- **Problem**:
Below are the records; copy each line in them that holds the word "JSON".

- **Input data**:
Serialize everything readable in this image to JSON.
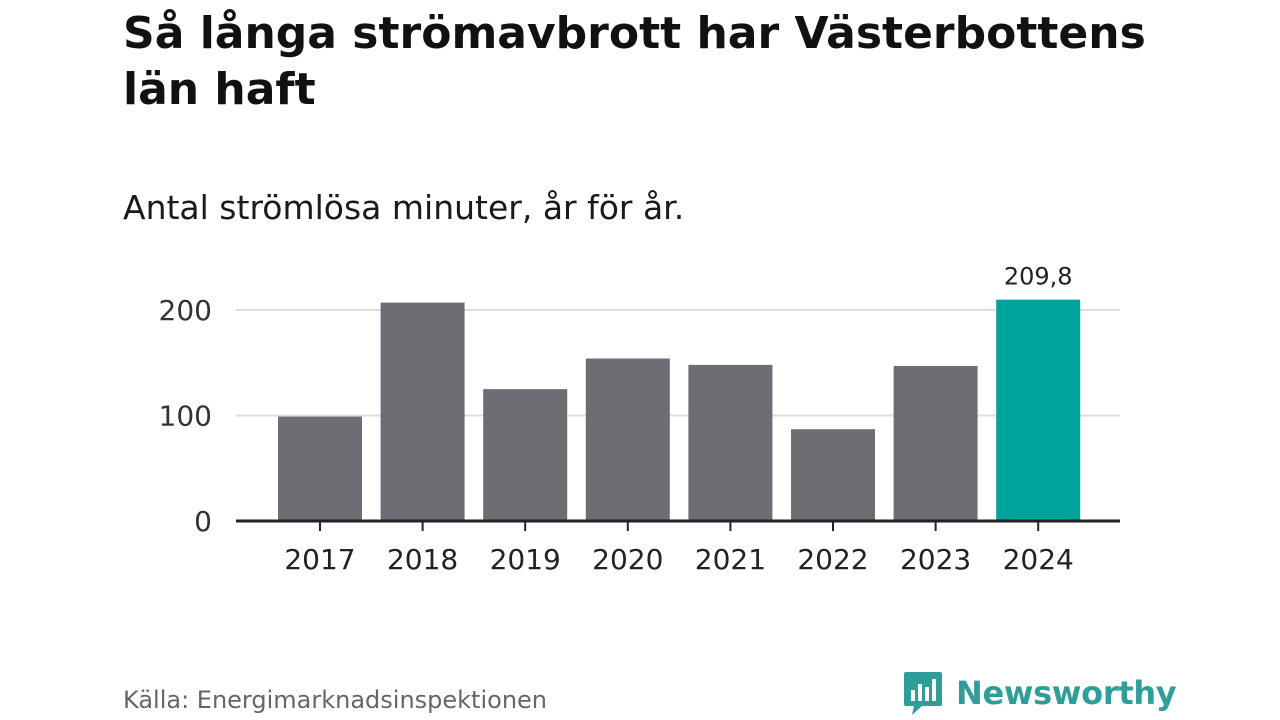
{
  "title": "Så långa strömavbrott har Västerbottens län haft",
  "subtitle": "Antal strömlösa minuter, år för år.",
  "source": "Källa: Energimarknadsinspektionen",
  "logo_text": "Newsworthy",
  "colors": {
    "bar": "#6e6d73",
    "highlight": "#00a39a",
    "grid": "#dddddd",
    "axis": "#222222",
    "brand": "#2f9e99"
  },
  "chart_data": {
    "type": "bar",
    "categories": [
      "2017",
      "2018",
      "2019",
      "2020",
      "2021",
      "2022",
      "2023",
      "2024"
    ],
    "values": [
      99,
      207,
      125,
      154,
      148,
      87,
      147,
      209.8
    ],
    "highlight_index": 7,
    "data_labels": [
      {
        "index": 7,
        "text": "209,8"
      }
    ],
    "y_ticks": [
      0,
      100,
      200
    ],
    "y_tick_labels": [
      "0",
      "100",
      "200"
    ],
    "ylim": [
      0,
      200
    ],
    "grid": true,
    "legend": "none",
    "xlabel": "",
    "ylabel": ""
  }
}
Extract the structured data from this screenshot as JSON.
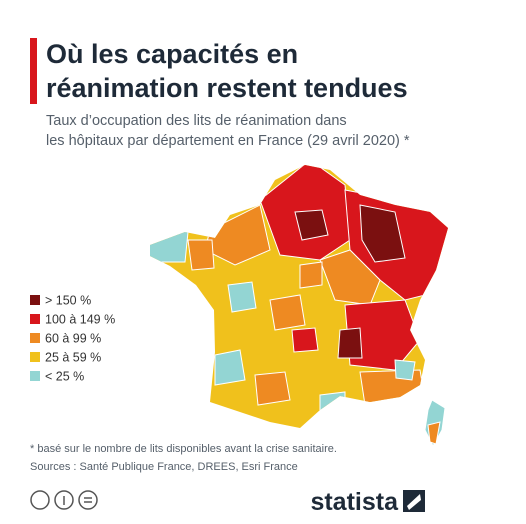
{
  "header": {
    "title_lines": [
      "Où les capacités en",
      "réanimation restent tendues"
    ],
    "subtitle_lines": [
      "Taux d’occupation des lits de réanimation dans",
      "les hôpitaux par département en France (29 avril 2020) *"
    ]
  },
  "legend": {
    "items": [
      {
        "label": "> 150 %",
        "color": "#7b1010"
      },
      {
        "label": "100 à 149 %",
        "color": "#d8161c"
      },
      {
        "label": "60 à 99 %",
        "color": "#ee8a22"
      },
      {
        "label": "25 à 59 %",
        "color": "#f0c11c"
      },
      {
        "label": "< 25 %",
        "color": "#93d5d3"
      }
    ]
  },
  "footer": {
    "note": "* basé sur le nombre de lits disponibles avant la crise sanitaire.",
    "sources": "Sources : Santé Publique France, DREES, Esri France",
    "brand": "statista"
  }
}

- **Reply to the task**:
Serialize everything readable in this image to JSON.
Extract the structured data from this screenshot as JSON.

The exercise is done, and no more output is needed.